■ Stated exercise
Locate the word "cout" in the material, then show every line that holds it.

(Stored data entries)
##############################

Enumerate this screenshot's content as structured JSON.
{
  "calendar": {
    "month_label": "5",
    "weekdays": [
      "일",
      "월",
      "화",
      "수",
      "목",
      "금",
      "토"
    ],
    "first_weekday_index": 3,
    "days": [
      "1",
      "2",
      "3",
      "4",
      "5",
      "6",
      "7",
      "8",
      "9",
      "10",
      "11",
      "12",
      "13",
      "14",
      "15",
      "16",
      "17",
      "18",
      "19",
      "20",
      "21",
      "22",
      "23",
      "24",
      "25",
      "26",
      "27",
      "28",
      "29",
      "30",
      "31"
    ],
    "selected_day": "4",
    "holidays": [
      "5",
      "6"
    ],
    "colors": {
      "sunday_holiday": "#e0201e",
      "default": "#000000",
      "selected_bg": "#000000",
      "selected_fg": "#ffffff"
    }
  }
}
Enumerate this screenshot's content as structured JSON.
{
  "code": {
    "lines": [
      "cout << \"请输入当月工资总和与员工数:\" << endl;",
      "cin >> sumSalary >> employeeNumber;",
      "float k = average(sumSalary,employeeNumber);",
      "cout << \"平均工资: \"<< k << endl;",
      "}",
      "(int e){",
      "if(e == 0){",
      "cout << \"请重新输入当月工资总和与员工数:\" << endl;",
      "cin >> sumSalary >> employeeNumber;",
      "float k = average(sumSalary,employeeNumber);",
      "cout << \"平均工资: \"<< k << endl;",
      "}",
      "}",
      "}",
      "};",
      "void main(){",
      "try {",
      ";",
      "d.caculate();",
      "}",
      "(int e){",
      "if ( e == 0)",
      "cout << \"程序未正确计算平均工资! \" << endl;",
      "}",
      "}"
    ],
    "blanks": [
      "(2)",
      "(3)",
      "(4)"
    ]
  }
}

##############################

■ The result
      "cout << \"请输入当月工资总和与员工数:\" << endl;",
      "cout << \"平均工资: \"<< k << endl;",
      "cout << \"请重新输入当月工资总和与员工数:\" << endl;",
      "cout << \"平均工资: \"<< k << endl;",
      "cout << \"程序未正确计算平均工资! \" << endl;",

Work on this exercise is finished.